- WHAT THE EXERCISE ASKS -
Repeat the material verbatim. Images are excluded from the copy.

(Dataset items)

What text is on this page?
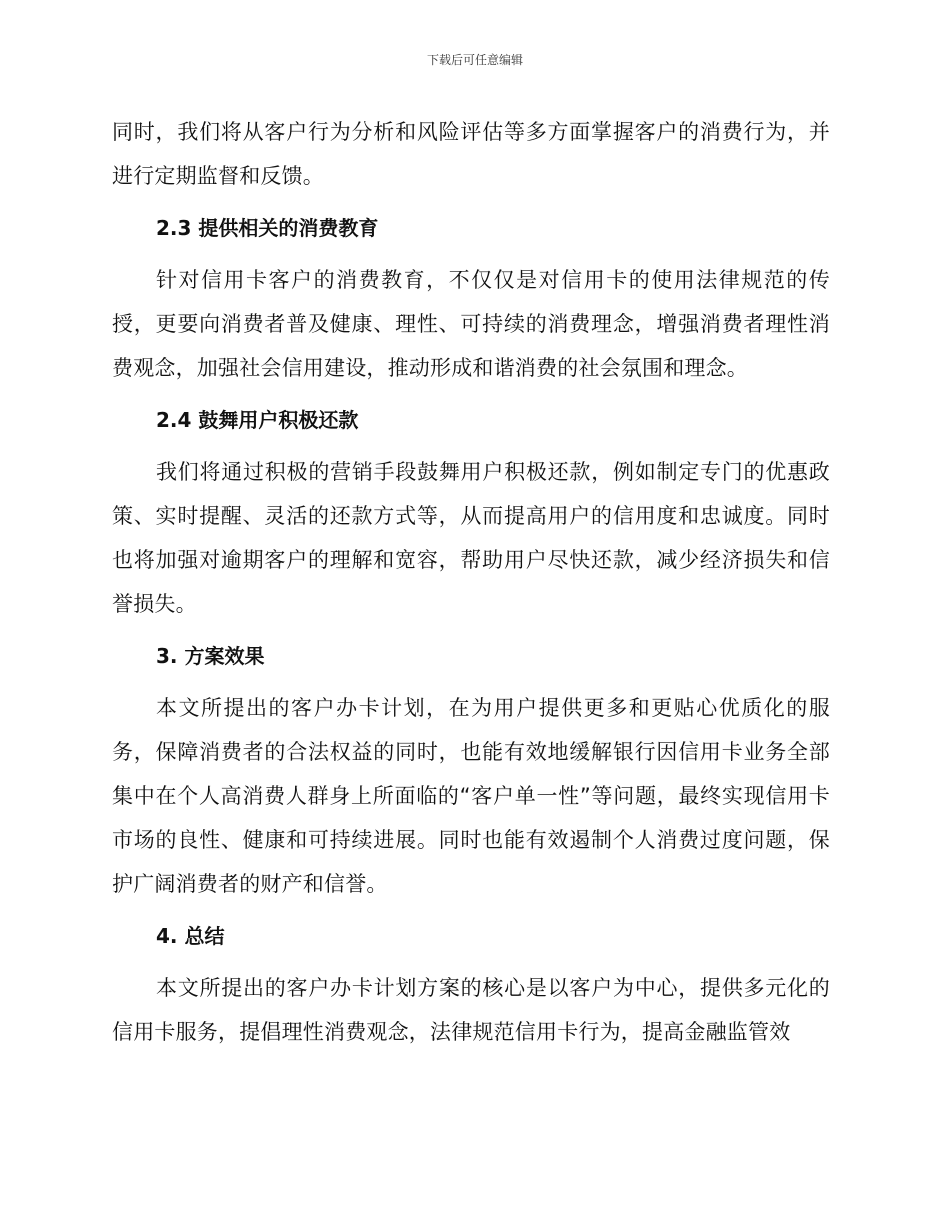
下载后可任意编辑

同时，我们将从客户行为分析和风险评估等多方面掌握客户的消费行为，并进行定期监督和反馈。

2.3 提供相关的消费教育

针对信用卡客户的消费教育，不仅仅是对信用卡的使用法律规范的传授，更要向消费者普及健康、理性、可持续的消费理念，增强消费者理性消费观念，加强社会信用建设，推动形成和谐消费的社会氛围和理念。

2.4 鼓舞用户积极还款

我们将通过积极的营销手段鼓舞用户积极还款，例如制定专门的优惠政策、实时提醒、灵活的还款方式等，从而提高用户的信用度和忠诚度。同时也将加强对逾期客户的理解和宽容，帮助用户尽快还款，减少经济损失和信誉损失。

3. 方案效果

本文所提出的客户办卡计划，在为用户提供更多和更贴心优质化的服务，保障消费者的合法权益的同时，也能有效地缓解银行因信用卡业务全部集中在个人高消费人群身上所面临的“客户单一性”等问题，最终实现信用卡市场的良性、健康和可持续进展。同时也能有效遏制个人消费过度问题，保护广阔消费者的财产和信誉。

4. 总结

本文所提出的客户办卡计划方案的核心是以客户为中心，提供多元化的信用卡服务，提倡理性消费观念，法律规范信用卡行为，提高金融监管效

- ANSWER TO THE TASK -
What text is on this page?
下载后可任意编辑

同时，我们将从客户行为分析和风险评估等多方面掌握客户的消费行为，并进行定期监督和反馈。

2.3 提供相关的消费教育

针对信用卡客户的消费教育，不仅仅是对信用卡的使用法律规范的传授，更要向消费者普及健康、理性、可持续的消费理念，增强消费者理性消费观念，加强社会信用建设，推动形成和谐消费的社会氛围和理念。

2.4 鼓舞用户积极还款

我们将通过积极的营销手段鼓舞用户积极还款，例如制定专门的优惠政策、实时提醒、灵活的还款方式等，从而提高用户的信用度和忠诚度。同时也将加强对逾期客户的理解和宽容，帮助用户尽快还款，减少经济损失和信誉损失。

3. 方案效果

本文所提出的客户办卡计划，在为用户提供更多和更贴心优质化的服务，保障消费者的合法权益的同时，也能有效地缓解银行因信用卡业务全部集中在个人高消费人群身上所面临的“客户单一性”等问题，最终实现信用卡市场的良性、健康和可持续进展。同时也能有效遏制个人消费过度问题，保护广阔消费者的财产和信誉。

4. 总结

本文所提出的客户办卡计划方案的核心是以客户为中心，提供多元化的信用卡服务，提倡理性消费观念，法律规范信用卡行为，提高金融监管效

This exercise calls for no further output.